Data excerpts
• • • • • • •

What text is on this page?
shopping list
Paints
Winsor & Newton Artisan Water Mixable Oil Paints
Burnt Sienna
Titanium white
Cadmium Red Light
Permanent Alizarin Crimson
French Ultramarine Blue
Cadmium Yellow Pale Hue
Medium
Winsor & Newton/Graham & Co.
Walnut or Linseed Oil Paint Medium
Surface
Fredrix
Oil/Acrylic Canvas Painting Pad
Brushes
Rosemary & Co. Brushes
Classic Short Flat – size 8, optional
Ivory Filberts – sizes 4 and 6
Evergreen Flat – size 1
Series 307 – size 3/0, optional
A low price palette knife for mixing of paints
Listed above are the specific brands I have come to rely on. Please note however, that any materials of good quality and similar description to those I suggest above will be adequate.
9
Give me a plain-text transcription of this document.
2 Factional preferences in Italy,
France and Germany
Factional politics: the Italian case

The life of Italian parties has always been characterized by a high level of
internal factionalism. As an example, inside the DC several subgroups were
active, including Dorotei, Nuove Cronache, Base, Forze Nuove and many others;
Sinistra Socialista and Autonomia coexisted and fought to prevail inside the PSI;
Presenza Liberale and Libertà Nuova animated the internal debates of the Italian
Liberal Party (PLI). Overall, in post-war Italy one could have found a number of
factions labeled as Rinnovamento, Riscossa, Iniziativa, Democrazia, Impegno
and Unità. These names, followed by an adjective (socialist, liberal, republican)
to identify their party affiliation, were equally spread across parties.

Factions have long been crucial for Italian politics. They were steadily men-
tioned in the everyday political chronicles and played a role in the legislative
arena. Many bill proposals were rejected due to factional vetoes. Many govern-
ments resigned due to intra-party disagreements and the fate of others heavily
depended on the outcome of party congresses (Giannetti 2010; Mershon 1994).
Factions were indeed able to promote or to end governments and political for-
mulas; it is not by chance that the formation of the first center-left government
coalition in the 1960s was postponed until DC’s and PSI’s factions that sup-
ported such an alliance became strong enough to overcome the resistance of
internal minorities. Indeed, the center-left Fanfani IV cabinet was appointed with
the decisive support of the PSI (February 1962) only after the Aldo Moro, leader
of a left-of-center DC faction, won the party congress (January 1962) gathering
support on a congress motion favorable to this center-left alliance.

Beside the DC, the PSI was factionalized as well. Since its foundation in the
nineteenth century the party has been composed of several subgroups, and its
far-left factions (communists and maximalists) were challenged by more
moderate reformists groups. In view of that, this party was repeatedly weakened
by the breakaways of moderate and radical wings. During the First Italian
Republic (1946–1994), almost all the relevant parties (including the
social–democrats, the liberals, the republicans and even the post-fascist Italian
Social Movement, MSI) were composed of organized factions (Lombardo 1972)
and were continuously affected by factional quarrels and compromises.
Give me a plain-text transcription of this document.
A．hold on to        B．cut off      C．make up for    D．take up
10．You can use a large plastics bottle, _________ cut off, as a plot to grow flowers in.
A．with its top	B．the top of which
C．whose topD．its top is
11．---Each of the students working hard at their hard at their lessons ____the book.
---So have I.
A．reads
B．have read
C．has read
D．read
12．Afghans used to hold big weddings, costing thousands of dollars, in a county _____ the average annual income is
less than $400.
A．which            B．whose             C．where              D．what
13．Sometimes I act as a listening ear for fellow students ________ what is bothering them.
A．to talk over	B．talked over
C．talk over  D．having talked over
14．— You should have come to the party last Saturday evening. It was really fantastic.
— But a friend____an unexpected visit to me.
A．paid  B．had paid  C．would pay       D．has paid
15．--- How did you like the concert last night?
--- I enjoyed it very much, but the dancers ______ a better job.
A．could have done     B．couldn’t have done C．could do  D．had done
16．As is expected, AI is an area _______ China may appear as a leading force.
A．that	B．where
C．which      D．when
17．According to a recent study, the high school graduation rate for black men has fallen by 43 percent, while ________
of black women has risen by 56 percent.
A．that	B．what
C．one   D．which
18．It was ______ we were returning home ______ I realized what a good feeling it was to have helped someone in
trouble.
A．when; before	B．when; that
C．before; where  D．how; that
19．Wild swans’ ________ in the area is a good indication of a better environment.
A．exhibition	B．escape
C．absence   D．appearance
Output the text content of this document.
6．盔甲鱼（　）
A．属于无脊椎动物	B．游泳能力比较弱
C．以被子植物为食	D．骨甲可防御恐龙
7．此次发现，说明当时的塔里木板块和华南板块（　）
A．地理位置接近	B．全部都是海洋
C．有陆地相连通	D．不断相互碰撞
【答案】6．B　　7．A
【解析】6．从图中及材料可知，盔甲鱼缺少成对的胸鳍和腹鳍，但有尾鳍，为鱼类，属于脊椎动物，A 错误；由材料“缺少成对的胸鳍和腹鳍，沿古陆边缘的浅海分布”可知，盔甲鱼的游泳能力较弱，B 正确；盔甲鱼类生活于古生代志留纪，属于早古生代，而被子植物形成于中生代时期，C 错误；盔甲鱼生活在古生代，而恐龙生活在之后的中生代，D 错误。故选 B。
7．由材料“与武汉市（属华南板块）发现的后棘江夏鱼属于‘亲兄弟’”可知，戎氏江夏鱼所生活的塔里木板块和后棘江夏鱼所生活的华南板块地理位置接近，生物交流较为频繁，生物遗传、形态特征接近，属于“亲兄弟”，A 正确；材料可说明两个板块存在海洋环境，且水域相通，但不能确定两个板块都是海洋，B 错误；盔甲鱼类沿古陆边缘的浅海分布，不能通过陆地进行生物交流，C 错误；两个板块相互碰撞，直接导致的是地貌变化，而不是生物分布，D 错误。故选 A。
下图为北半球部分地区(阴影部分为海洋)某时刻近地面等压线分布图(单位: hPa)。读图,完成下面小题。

• • • • • • •

[WHAT TO WORK ON]: Using the records above, find and show each line with the string "Flat".

[THE REPLY]:
Classic Short Flat – size 8, optional
Evergreen Flat – size 1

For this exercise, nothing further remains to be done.